[Entries taken from a collection]
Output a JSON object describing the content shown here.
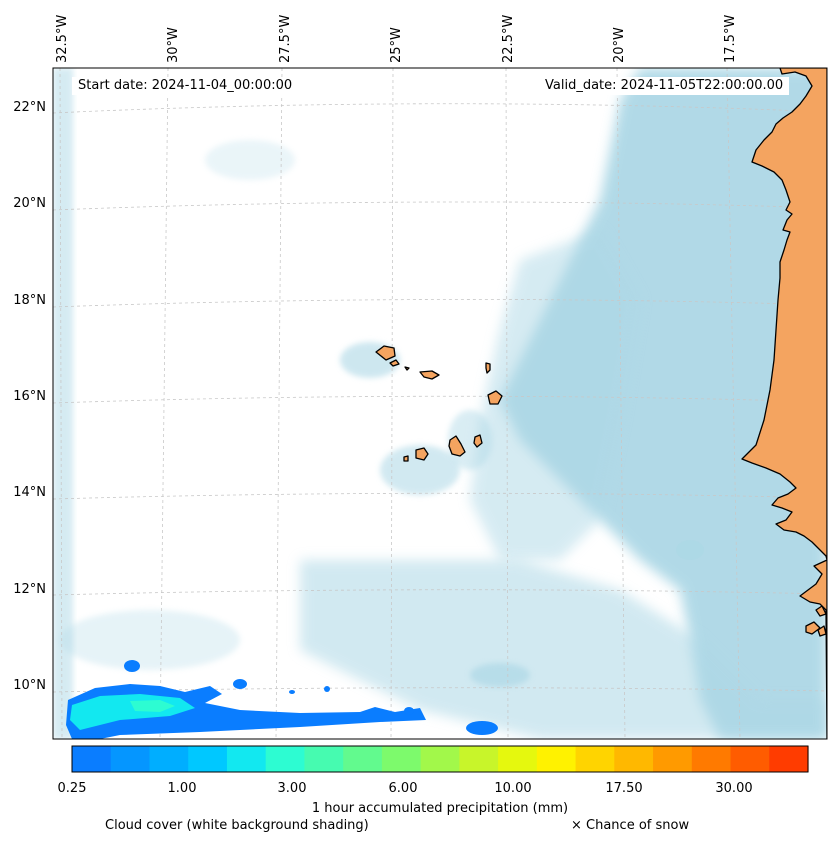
{
  "map": {
    "start_date": "Start date: 2024-11-04_00:00:00",
    "valid_date": "Valid_date: 2024-11-05T22:00:00.00",
    "lon_labels": [
      "32.5°W",
      "30°W",
      "27.5°W",
      "25°W",
      "22.5°W",
      "20°W",
      "17.5°W"
    ],
    "lat_labels": [
      "22°N",
      "20°N",
      "18°N",
      "16°N",
      "14°N",
      "12°N",
      "10°N"
    ]
  },
  "colorbar": {
    "title": "1 hour accumulated precipitation (mm)",
    "tick_labels": [
      "0.25",
      "1.00",
      "3.00",
      "6.00",
      "10.00",
      "17.50",
      "30.00"
    ],
    "colors": [
      "#0a7dff",
      "#0596ff",
      "#00aeff",
      "#00c8ff",
      "#12e8f0",
      "#2dfcd2",
      "#46fbb0",
      "#62fa8e",
      "#7dfa6c",
      "#a2f84a",
      "#c8f52a",
      "#e5f80e",
      "#fff200",
      "#ffd400",
      "#ffb800",
      "#ff9a00",
      "#ff7a00",
      "#ff5c00",
      "#ff3c00"
    ]
  },
  "legend": {
    "cloud_cover": "Cloud cover (white background shading)",
    "snow": "× Chance of snow"
  },
  "colors": {
    "land": "#f4a460",
    "cloud_shade": "#add8e6",
    "precip_low": "#0a7dff",
    "precip_mid": "#12e8f0"
  }
}
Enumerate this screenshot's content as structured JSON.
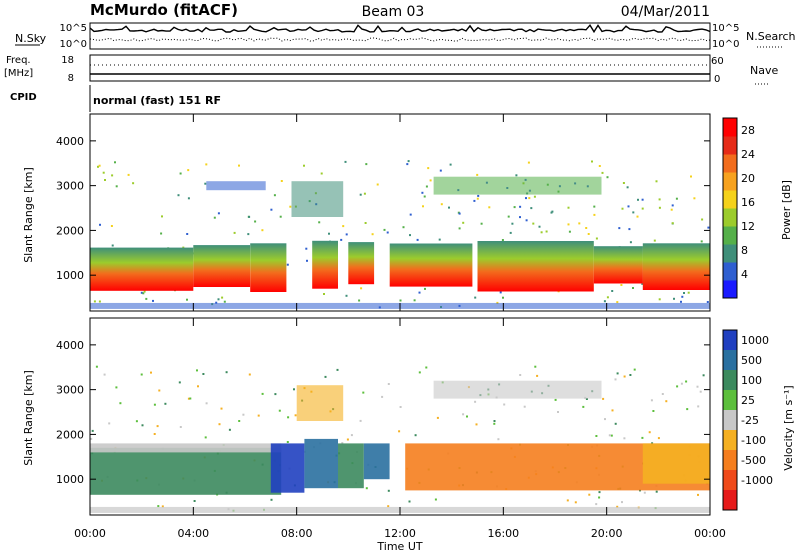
{
  "header": {
    "station": "McMurdo (fitACF)",
    "beam": "Beam 03",
    "date": "04/Mar/2011"
  },
  "noise_panel": {
    "left_label": "N.Sky",
    "right_label": "N.Search",
    "ticks_left": [
      "10^5",
      "10^0"
    ],
    "ticks_right": [
      "10^5",
      "10^0"
    ]
  },
  "freq_panel": {
    "left_label_line1": "Freq.",
    "left_label_line2": "[MHz]",
    "ticks_left": [
      "18",
      "8"
    ],
    "right_label": "Nave",
    "ticks_right": [
      "60",
      "0"
    ]
  },
  "cpid": {
    "label": "CPID",
    "text": "normal (fast) 151 RF"
  },
  "chart_data": [
    {
      "type": "heatmap",
      "title": "",
      "ylabel": "Slant Range [km]",
      "xlabel": "",
      "y_ticks": [
        "1000",
        "2000",
        "3000",
        "4000"
      ],
      "ylim": [
        200,
        4600
      ],
      "x_range_hours": [
        0,
        24
      ],
      "colorbar": {
        "label": "Power [dB]",
        "ticks": [
          "4",
          "8",
          "12",
          "16",
          "20",
          "24",
          "28"
        ],
        "range": [
          0,
          30
        ],
        "colors": [
          "#1a1aff",
          "#2f5fd0",
          "#3f8f7a",
          "#55b04a",
          "#9ccc2c",
          "#f5d21b",
          "#f7a21f",
          "#f26d1d",
          "#e62b18",
          "#ff0000"
        ]
      },
      "main_band_segments_hours": [
        [
          0.0,
          4.0
        ],
        [
          4.0,
          6.2
        ],
        [
          6.2,
          7.6
        ],
        [
          8.6,
          9.6
        ],
        [
          10.0,
          11.0
        ],
        [
          11.6,
          14.8
        ],
        [
          15.0,
          19.5
        ],
        [
          19.5,
          21.4
        ],
        [
          21.4,
          24.0
        ]
      ]
    },
    {
      "type": "heatmap",
      "title": "",
      "ylabel": "Slant Range [km]",
      "xlabel": "Time UT",
      "y_ticks": [
        "1000",
        "2000",
        "3000",
        "4000"
      ],
      "ylim": [
        200,
        4600
      ],
      "x_range_hours": [
        0,
        24
      ],
      "x_ticks": [
        "00:00",
        "04:00",
        "08:00",
        "12:00",
        "16:00",
        "20:00",
        "00:00"
      ],
      "colorbar": {
        "label": "Velocity [m s⁻¹]",
        "ticks": [
          "1000",
          "500",
          "100",
          "25",
          "-25",
          "-100",
          "-500",
          "-1000"
        ],
        "colors": [
          "#2040c0",
          "#2a70a0",
          "#3c8a5e",
          "#5cbf3c",
          "#c8c8c8",
          "#f5b022",
          "#f57e1e",
          "#ef4a19",
          "#e61a1a"
        ]
      }
    }
  ]
}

- _What the task asks_: For the listing above, identify each line bearing "JSON".

- _Response below_:
Output a JSON object describing the content shown here.
Enumerate this screenshot's content as structured JSON.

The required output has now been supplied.